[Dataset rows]
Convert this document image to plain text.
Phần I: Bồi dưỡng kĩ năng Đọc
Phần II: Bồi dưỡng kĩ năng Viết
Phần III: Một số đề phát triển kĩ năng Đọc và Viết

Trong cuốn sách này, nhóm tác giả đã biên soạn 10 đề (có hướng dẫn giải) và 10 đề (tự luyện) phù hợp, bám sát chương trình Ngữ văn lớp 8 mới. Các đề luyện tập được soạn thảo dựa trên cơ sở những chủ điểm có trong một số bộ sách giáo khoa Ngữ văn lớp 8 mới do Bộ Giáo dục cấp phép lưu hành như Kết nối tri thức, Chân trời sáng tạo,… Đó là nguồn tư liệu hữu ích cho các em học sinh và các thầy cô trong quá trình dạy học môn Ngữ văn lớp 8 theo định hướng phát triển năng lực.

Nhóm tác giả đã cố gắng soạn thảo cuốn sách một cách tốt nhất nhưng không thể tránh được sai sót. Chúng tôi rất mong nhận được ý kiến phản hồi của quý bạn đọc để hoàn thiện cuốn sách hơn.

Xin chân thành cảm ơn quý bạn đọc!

TO DO — Copy out the full material exactly as it appears.

SOLUTION TO THIS EXERCISE —
Convert this document image to plain text.
Phần I: Bồi dưỡng kĩ năng Đọc
Phần II: Bồi dưỡng kĩ năng Viết
Phần III: Một số đề phát triển kĩ năng Đọc và Viết

Trong cuốn sách này, nhóm tác giả đã biên soạn 10 đề (có hướng dẫn giải) và 10 đề (tự luyện) phù hợp, bám sát chương trình Ngữ văn lớp 8 mới. Các đề luyện tập được soạn thảo dựa trên cơ sở những chủ điểm có trong một số bộ sách giáo khoa Ngữ văn lớp 8 mới do Bộ Giáo dục cấp phép lưu hành như Kết nối tri thức, Chân trời sáng tạo,… Đó là nguồn tư liệu hữu ích cho các em học sinh và các thầy cô trong quá trình dạy học môn Ngữ văn lớp 8 theo định hướng phát triển năng lực.

Nhóm tác giả đã cố gắng soạn thảo cuốn sách một cách tốt nhất nhưng không thể tránh được sai sót. Chúng tôi rất mong nhận được ý kiến phản hồi của quý bạn đọc để hoàn thiện cuốn sách hơn.

Xin chân thành cảm ơn quý bạn đọc!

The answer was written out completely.